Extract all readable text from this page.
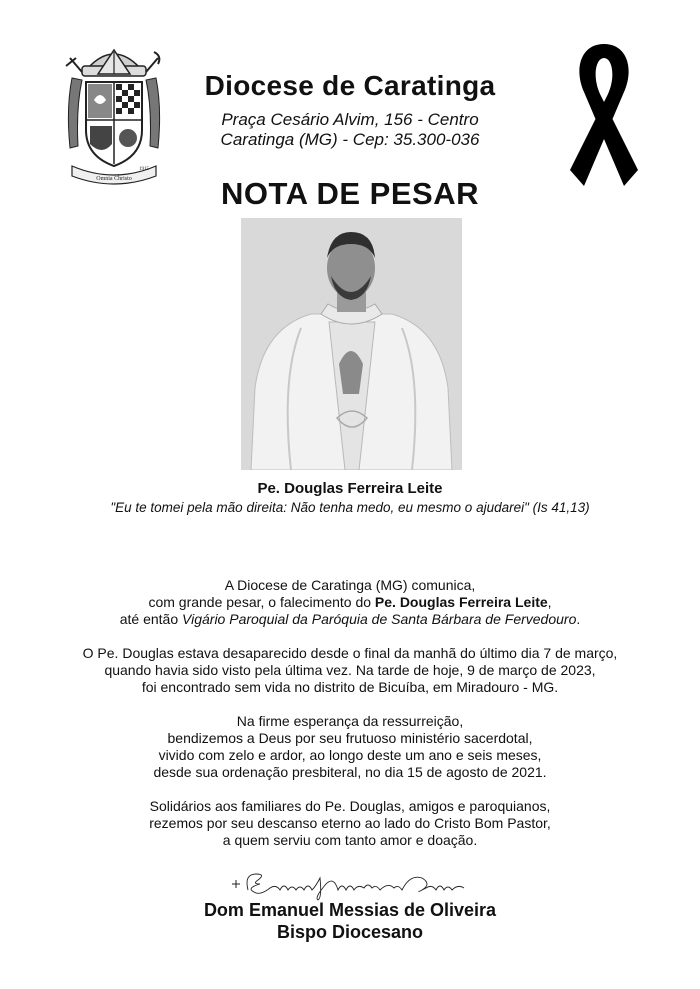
Omnia Christo
1915
Diocese de Caratinga
Praça Cesário Alvim, 156 - Centro
Caratinga (MG) - Cep: 35.300-036
NOTA DE PESAR
Pe. Douglas Ferreira Leite
"Eu te tomei pela mão direita: Não tenha medo, eu mesmo o ajudarei" (Is 41,13)
A Diocese de Caratinga (MG) comunica,
com grande pesar, o falecimento do Pe. Douglas Ferreira Leite,
até então Vigário Paroquial da Paróquia de Santa Bárbara de Fervedouro.
O Pe. Douglas estava desaparecido desde o final da manhã do último dia 7 de março,
quando havia sido visto pela última vez. Na tarde de hoje, 9 de março de 2023,
foi encontrado sem vida no distrito de Bicuíba, em Miradouro - MG.
Na firme esperança da ressurreição,
bendizemos a Deus por seu frutuoso ministério sacerdotal,
vivido com zelo e ardor, ao longo deste um ano e seis meses,
desde sua ordenação presbiteral, no dia 15 de agosto de 2021.
Solidários aos familiares do Pe. Douglas, amigos e paroquianos,
rezemos por seu descanso eterno ao lado do Cristo Bom Pastor,
a quem serviu com tanto amor e doação.
Dom Emanuel Messias de Oliveira
Bispo Diocesano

_____

EXERCISE DIRECTIONS: Count every line bearing the word "Ferreira"; report the total only.

RESPONSE BELOW: 2